* _The problem_:
Look for the string "цивилизаций" in every line, and copy each line that has it.

━━━━━ Data lines

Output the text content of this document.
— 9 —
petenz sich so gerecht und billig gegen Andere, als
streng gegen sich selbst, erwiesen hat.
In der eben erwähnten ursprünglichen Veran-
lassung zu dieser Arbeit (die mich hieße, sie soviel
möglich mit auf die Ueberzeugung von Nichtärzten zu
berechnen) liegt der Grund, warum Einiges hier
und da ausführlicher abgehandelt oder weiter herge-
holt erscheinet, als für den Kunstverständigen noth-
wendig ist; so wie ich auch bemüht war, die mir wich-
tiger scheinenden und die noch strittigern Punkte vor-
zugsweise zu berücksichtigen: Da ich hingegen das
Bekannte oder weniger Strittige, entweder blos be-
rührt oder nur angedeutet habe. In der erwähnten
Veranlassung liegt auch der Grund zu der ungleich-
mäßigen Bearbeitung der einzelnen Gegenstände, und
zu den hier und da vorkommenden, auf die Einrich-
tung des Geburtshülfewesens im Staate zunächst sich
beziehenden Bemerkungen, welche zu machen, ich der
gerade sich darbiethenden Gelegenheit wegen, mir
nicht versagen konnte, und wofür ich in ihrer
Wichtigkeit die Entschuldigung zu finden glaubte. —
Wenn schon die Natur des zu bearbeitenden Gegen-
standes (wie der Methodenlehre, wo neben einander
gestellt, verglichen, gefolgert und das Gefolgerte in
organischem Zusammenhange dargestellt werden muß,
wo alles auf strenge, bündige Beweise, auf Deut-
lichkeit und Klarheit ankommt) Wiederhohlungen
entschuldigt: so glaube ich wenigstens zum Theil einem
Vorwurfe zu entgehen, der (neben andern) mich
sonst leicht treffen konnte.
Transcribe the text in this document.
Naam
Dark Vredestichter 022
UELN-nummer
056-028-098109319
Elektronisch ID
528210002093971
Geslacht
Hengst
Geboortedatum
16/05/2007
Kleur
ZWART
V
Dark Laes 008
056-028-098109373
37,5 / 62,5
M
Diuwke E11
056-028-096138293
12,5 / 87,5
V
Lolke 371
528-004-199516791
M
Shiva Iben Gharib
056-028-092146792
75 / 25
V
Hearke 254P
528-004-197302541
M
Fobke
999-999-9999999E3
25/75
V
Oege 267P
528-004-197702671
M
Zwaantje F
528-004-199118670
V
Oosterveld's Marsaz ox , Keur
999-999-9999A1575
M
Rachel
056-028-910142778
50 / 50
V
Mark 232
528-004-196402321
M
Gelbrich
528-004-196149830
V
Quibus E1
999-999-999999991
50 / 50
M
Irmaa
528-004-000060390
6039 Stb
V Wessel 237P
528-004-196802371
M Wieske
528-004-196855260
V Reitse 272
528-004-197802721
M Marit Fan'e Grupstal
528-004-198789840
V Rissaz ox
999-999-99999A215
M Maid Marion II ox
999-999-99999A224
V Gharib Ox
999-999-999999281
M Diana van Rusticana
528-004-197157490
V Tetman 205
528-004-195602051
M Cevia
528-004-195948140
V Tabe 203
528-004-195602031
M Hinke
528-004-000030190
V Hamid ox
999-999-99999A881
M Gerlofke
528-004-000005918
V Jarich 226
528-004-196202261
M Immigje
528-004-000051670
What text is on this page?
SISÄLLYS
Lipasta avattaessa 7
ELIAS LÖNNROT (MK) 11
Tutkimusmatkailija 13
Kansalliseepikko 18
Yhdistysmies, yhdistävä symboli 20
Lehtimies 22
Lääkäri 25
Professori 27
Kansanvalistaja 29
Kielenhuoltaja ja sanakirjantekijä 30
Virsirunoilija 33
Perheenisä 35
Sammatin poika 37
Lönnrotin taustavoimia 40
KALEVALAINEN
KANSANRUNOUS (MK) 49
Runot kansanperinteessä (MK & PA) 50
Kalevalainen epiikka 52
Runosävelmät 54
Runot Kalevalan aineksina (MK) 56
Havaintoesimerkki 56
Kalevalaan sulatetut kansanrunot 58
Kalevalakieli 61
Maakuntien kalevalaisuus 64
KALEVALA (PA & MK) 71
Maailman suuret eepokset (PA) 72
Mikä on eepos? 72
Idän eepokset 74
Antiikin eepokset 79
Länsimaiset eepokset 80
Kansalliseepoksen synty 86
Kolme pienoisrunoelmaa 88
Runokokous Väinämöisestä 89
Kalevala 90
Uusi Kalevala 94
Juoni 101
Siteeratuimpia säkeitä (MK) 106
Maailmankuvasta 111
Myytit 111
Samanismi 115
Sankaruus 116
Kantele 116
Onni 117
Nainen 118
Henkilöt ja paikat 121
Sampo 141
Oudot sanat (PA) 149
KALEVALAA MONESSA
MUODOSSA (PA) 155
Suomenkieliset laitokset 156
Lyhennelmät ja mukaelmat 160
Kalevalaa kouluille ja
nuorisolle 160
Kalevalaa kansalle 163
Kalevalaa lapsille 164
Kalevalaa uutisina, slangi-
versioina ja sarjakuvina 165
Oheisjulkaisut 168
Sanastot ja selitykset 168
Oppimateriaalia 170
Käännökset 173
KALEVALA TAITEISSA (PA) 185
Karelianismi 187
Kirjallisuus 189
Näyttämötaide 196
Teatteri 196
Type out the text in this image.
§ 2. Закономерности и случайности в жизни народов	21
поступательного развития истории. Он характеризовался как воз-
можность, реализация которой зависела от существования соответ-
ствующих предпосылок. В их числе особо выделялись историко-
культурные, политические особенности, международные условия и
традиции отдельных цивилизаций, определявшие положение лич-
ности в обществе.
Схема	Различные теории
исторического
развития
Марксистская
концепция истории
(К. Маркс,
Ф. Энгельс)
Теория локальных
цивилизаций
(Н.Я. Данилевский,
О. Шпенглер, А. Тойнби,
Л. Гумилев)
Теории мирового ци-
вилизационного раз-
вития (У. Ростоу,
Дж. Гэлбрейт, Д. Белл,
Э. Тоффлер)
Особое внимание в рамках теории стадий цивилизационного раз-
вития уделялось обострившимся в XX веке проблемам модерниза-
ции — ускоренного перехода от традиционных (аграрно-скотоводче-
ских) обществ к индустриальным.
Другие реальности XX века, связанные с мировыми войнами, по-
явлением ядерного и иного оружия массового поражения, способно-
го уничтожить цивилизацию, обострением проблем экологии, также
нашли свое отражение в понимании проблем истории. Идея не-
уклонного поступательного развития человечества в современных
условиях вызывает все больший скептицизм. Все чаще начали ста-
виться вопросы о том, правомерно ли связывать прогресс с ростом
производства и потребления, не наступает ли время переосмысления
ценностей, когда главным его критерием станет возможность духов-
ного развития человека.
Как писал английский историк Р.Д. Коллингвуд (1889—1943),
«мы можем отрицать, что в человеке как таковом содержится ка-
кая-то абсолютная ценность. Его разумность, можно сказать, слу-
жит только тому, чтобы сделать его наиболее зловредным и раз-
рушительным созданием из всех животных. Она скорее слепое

━━━━━━━━━━

* _Full solution_:
традиции отдельных цивилизаций, определявшие положение лич-
цивилизаций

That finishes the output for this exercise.